**Исходный текст**
Горизонтальные отношения: парни
Горизонтальные отношения между людьми, принадлежащими к одной возрастной группе, были отношениями как договора, так и соревнования. Ставкой в последнем была честь. Задачей парня было стяжание «мужской чести», которая предполагала востребованность среди девушек, множество любовных связей и отвагу в драках [Холодная 2005b; Холодная 2005c; Холодная 2005d; Адоньева 2004]. Парни вступали в групповые или индивидуальные драки ради повышения авторитета: ища чести и славы. Авторитет зависел от храбрости и удали в личном поведении, а также от групповой храбрости в драках между группами парней, которые были обязательным элементом праздничного поведения. Лидера группы парней из одной деревни называли атаманом, и он был бесспорным фаворитом среди девушек. В драках присутствовал элемент ритуала. Он проявлялся в обмене частушками, которые должны были ее спровоцировать:
Поиграй повеселяе Хулиганского еще, Мой товарищ хулиганского Играет хорошо. Ты, товарищ, не ударишь, А ударишь – не убьешь, Если я тебя ударю, Через пять минут помрешь.Статус парня зависел не только от его поведения, но и от особых отношений, связанных с собственностью. Любой заработок, хотя и нечастый – поскольку парни обычно работали на свою семью, – должен был тратиться на справу. Справа включала в себя одежду (шапку, сапоги, пиджак, жилет и т.п.), лошадь, оружие и объекты личного пользования (карманные часы и т.п.). Справа составляла символический капитал парня. Любое решение относительно справы могло приниматься только отцом-большаком; отец, который «хорошо держал» своих сыновей, заслуживал уважение односельчан.

Перечни элементов макета в рамках

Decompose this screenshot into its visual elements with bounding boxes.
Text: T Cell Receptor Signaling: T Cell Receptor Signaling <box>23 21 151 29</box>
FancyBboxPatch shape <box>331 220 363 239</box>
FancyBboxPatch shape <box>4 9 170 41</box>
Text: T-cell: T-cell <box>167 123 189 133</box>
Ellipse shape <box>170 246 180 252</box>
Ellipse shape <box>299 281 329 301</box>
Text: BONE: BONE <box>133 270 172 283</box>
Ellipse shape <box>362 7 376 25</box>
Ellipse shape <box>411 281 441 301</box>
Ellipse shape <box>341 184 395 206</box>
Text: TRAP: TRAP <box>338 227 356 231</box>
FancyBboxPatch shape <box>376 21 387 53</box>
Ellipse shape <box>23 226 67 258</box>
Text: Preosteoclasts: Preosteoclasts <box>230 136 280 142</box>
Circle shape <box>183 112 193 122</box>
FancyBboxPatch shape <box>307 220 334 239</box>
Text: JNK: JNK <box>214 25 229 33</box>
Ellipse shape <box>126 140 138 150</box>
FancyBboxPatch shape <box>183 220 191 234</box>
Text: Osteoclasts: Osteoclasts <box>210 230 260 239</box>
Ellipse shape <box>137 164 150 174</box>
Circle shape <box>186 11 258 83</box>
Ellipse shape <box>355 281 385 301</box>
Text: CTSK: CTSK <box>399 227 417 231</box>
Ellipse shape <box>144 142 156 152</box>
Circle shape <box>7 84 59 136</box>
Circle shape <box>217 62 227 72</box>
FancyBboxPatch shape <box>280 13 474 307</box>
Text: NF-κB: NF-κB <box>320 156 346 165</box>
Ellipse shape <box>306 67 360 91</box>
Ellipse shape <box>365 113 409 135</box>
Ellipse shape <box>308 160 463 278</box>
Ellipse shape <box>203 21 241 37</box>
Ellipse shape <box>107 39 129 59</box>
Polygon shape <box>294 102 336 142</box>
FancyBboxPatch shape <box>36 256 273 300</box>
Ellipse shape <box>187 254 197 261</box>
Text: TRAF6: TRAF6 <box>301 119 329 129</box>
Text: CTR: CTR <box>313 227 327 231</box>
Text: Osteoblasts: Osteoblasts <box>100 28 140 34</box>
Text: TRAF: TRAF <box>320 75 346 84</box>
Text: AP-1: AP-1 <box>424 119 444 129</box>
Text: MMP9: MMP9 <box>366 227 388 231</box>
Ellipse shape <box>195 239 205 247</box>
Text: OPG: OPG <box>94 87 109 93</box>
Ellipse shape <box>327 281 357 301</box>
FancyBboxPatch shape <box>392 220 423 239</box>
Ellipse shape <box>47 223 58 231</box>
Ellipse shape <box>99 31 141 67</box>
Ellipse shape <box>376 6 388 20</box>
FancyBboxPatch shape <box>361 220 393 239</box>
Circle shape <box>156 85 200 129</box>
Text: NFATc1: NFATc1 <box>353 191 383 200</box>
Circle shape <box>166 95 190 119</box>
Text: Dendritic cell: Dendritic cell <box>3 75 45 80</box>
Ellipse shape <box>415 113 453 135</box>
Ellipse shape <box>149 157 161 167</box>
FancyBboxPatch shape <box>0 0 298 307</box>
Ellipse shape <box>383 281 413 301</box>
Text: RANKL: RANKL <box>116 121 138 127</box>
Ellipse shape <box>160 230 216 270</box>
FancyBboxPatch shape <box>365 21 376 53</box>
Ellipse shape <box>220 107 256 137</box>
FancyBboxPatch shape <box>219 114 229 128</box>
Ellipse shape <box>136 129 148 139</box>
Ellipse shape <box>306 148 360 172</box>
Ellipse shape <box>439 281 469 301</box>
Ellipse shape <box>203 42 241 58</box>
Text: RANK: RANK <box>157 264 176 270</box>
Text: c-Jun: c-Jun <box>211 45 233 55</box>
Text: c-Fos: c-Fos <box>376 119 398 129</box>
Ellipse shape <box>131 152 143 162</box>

**Цель задания**
Продолжите текст о горизонтальных отношениях между парнями одной возрастной группы, начав сразу после его последнего предложения.

**Результат задания**
Таким образом, главными поведенческими характеристиками парня были отвага, риск, превращение добытых ресурсов в символический капитал и многочисленные любовные связи. Также важным было отсутствие личной ответственности за что-либо, кроме собственного тела, которое могло пострадать в драках. Деревенское сообщество и власти считали большаков ответственными за их парней. Парня оценивали его ватага и девки, но также мужики-однодеревенцы: с раннего возраста парни участвовали в общих мужских работах (обработке земли, сенокосе, рыбной ловле и пр.). Оценка старших мужчин была для парней исключительно важна.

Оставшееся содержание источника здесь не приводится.